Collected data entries
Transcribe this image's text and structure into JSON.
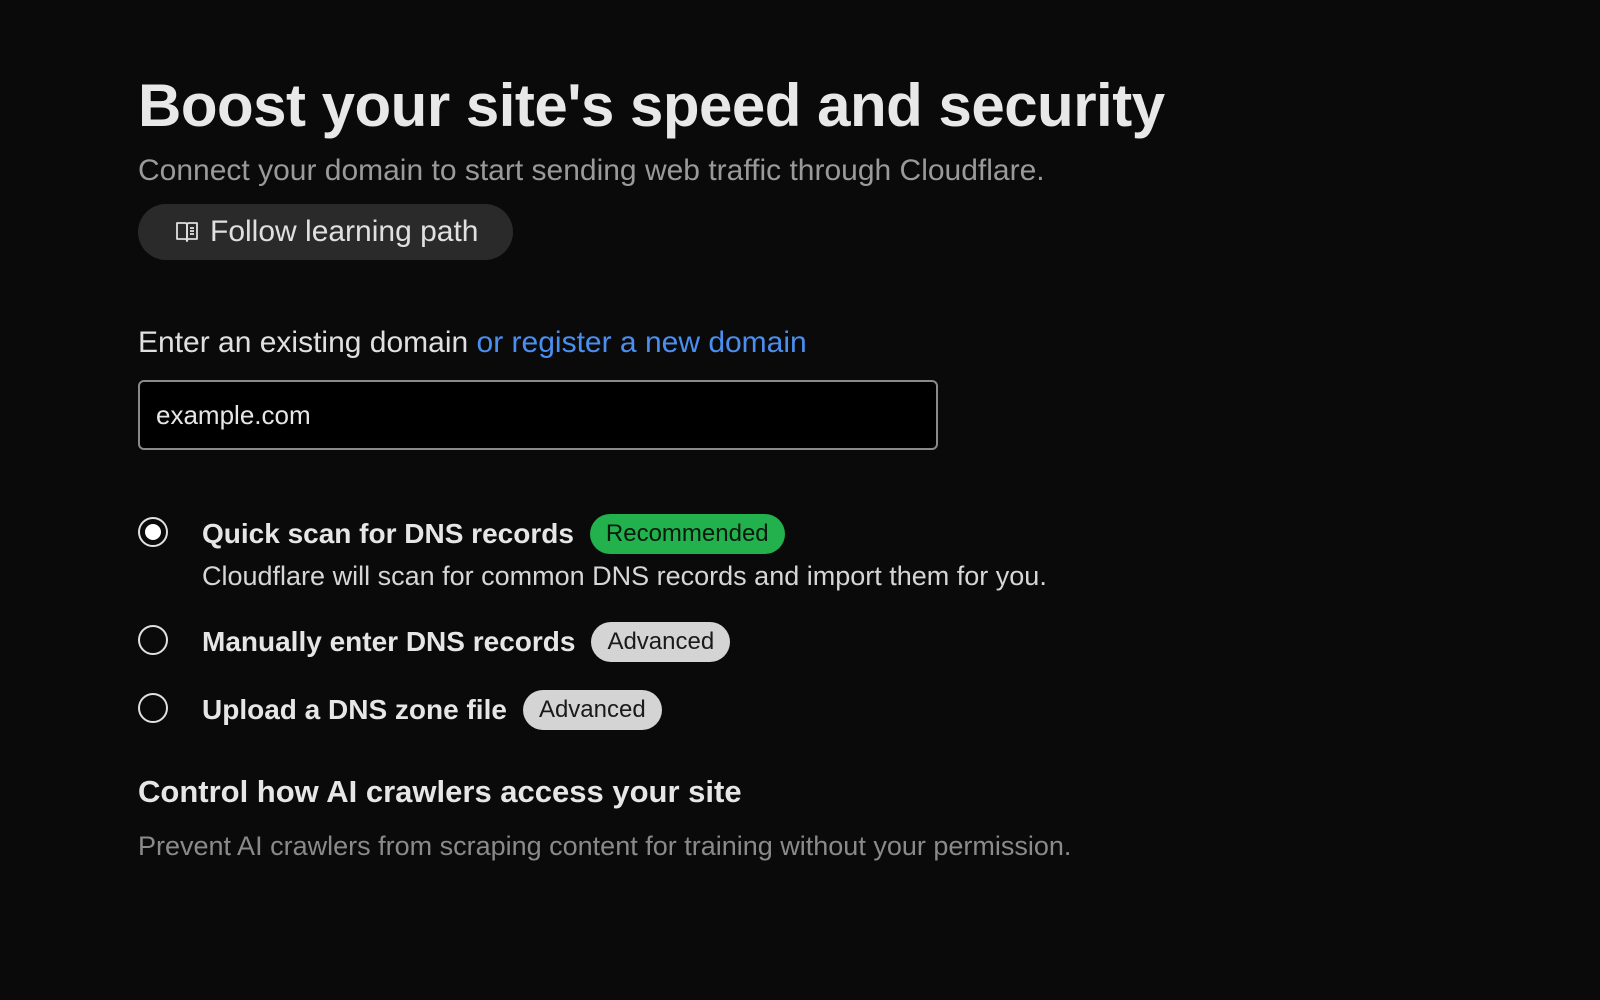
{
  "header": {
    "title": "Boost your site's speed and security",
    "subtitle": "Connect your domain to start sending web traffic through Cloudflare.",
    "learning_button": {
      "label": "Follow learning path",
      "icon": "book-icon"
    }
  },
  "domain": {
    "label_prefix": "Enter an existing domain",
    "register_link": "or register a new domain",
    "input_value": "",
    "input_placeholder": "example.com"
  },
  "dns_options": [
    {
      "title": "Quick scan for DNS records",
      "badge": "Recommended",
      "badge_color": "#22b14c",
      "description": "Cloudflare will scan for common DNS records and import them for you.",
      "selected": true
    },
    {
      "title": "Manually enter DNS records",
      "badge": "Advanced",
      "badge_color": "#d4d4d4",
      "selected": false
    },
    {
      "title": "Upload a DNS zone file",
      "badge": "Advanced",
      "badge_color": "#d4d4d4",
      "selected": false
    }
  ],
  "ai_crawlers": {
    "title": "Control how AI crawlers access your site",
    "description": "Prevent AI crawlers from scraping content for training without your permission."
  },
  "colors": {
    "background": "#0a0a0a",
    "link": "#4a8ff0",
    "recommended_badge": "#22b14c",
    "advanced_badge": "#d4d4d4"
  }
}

• TASK STATEMENT: Copy each line exactly, and leave the pictures out of your copy.

• ANSWER FOR THE TASK:
Transcribe this image's text and structure into JSON.
{
  "header": {
    "title": "Boost your site's speed and security",
    "subtitle": "Connect your domain to start sending web traffic through Cloudflare.",
    "learning_button": {
      "label": "Follow learning path",
      "icon": "book-icon"
    }
  },
  "domain": {
    "label_prefix": "Enter an existing domain",
    "register_link": "or register a new domain",
    "input_value": "",
    "input_placeholder": "example.com"
  },
  "dns_options": [
    {
      "title": "Quick scan for DNS records",
      "badge": "Recommended",
      "badge_color": "#22b14c",
      "description": "Cloudflare will scan for common DNS records and import them for you.",
      "selected": true
    },
    {
      "title": "Manually enter DNS records",
      "badge": "Advanced",
      "badge_color": "#d4d4d4",
      "selected": false
    },
    {
      "title": "Upload a DNS zone file",
      "badge": "Advanced",
      "badge_color": "#d4d4d4",
      "selected": false
    }
  ],
  "ai_crawlers": {
    "title": "Control how AI crawlers access your site",
    "description": "Prevent AI crawlers from scraping content for training without your permission."
  },
  "colors": {
    "background": "#0a0a0a",
    "link": "#4a8ff0",
    "recommended_badge": "#22b14c",
    "advanced_badge": "#d4d4d4"
  }
}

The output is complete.